[START]

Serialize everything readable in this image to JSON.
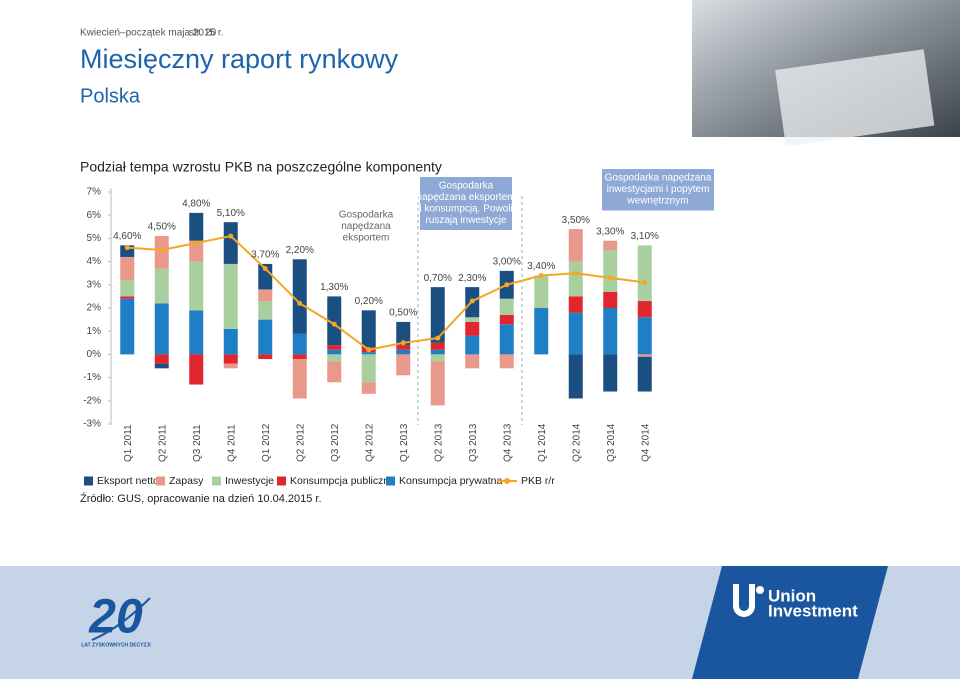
{
  "header": {
    "date": "Kwiecień–początek maja 2015 r.",
    "page": "str. 20",
    "title": "Miesięczny raport rynkowy",
    "subtitle": "Polska"
  },
  "chart_data": {
    "type": "stacked_bar",
    "title": "Podział tempa wzrostu PKB na poszczególne komponenty",
    "categories": [
      "Q1 2011",
      "Q2 2011",
      "Q3 2011",
      "Q4 2011",
      "Q1 2012",
      "Q2 2012",
      "Q3 2012",
      "Q4 2012",
      "Q1 2013",
      "Q2 2013",
      "Q3 2013",
      "Q4 2013",
      "Q1 2014",
      "Q2 2014",
      "Q3 2014",
      "Q4 2014"
    ],
    "series": [
      {
        "name": "Eksport netto",
        "color": "#1b4f82",
        "values": [
          0.5,
          -0.2,
          1.2,
          1.8,
          1.1,
          3.2,
          2.1,
          1.6,
          1.0,
          2.4,
          1.3,
          1.2,
          0,
          -1.9,
          -1.6,
          -1.5
        ]
      },
      {
        "name": "Zapasy",
        "color": "#e8998a",
        "values": [
          1.0,
          1.4,
          0.9,
          -0.2,
          0.5,
          -1.7,
          -0.9,
          -0.5,
          -0.9,
          -1.9,
          -0.6,
          -0.6,
          0,
          1.4,
          0.4,
          -0.1
        ]
      },
      {
        "name": "Inwestycje",
        "color": "#a9cf9f",
        "values": [
          0.7,
          1.5,
          2.1,
          2.8,
          0.8,
          0,
          -0.3,
          -1.2,
          0,
          -0.3,
          0.2,
          0.7,
          1.4,
          1.5,
          1.8,
          2.4
        ]
      },
      {
        "name": "Konsumpcja publiczna",
        "color": "#e0262f",
        "values": [
          0.1,
          -0.4,
          -1.3,
          -0.4,
          -0.2,
          -0.2,
          0.2,
          0.2,
          0.2,
          0.3,
          0.6,
          0.4,
          0,
          0.7,
          0.7,
          0.7
        ]
      },
      {
        "name": "Konsumpcja prywatna",
        "color": "#1f7fc6",
        "values": [
          2.4,
          2.2,
          1.9,
          1.1,
          1.5,
          0.9,
          0.2,
          0.1,
          0.2,
          0.2,
          0.8,
          1.3,
          2.0,
          1.8,
          2.0,
          1.6
        ]
      }
    ],
    "line": {
      "name": "PKB r/r",
      "color": "#f5a623",
      "values": [
        4.6,
        4.5,
        4.8,
        5.1,
        3.7,
        2.2,
        1.3,
        0.2,
        0.5,
        0.7,
        2.3,
        3.0,
        3.4,
        3.5,
        3.3,
        3.1
      ],
      "value_labels": [
        "4,60%",
        "4,50%",
        "4,80%",
        "5,10%",
        "3,70%",
        "2,20%",
        "1,30%",
        "0,20%",
        "0,50%",
        "0,70%",
        "2,30%",
        "3,00%",
        "3,40%",
        "3,50%",
        "3,30%",
        "3,10%"
      ]
    },
    "ylim": [
      -3,
      7
    ],
    "yticks": [
      {
        "value": -3,
        "label": "-3%"
      },
      {
        "value": -2,
        "label": "-2%"
      },
      {
        "value": -1,
        "label": "-1%"
      },
      {
        "value": 0,
        "label": "0%"
      },
      {
        "value": 1,
        "label": "1%"
      },
      {
        "value": 2,
        "label": "2%"
      },
      {
        "value": 3,
        "label": "3%"
      },
      {
        "value": 4,
        "label": "4%"
      },
      {
        "value": 5,
        "label": "5%"
      },
      {
        "value": 6,
        "label": "6%"
      },
      {
        "value": 7,
        "label": "7%"
      }
    ],
    "grid": false,
    "annotations": [
      {
        "lines": [
          "Gospodarka",
          "napędzana",
          "eksportem"
        ]
      },
      {
        "lines": [
          "Gospodarka",
          "napędzana eksportem",
          "i konsumpcją. Powoli",
          "ruszają inwestycje"
        ]
      },
      {
        "lines": [
          "Gospodarka napędzana",
          "inwestycjami i popytem",
          "wewnętrznym"
        ]
      }
    ],
    "source": "Źródło: GUS, opracowanie na dzień 10.04.2015 r."
  },
  "footer": {
    "anniversary": "20",
    "anniversary_caption": "LAT ZYSKOWNYCH DECYZJI",
    "brand_line1": "Union",
    "brand_line2": "Investment"
  }
}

[END]

● Task to complete
Extract every line that has the string "napędzana" in it.

● Response to the task
          "napędzana",
          "napędzana eksportem",
          "Gospodarka napędzana",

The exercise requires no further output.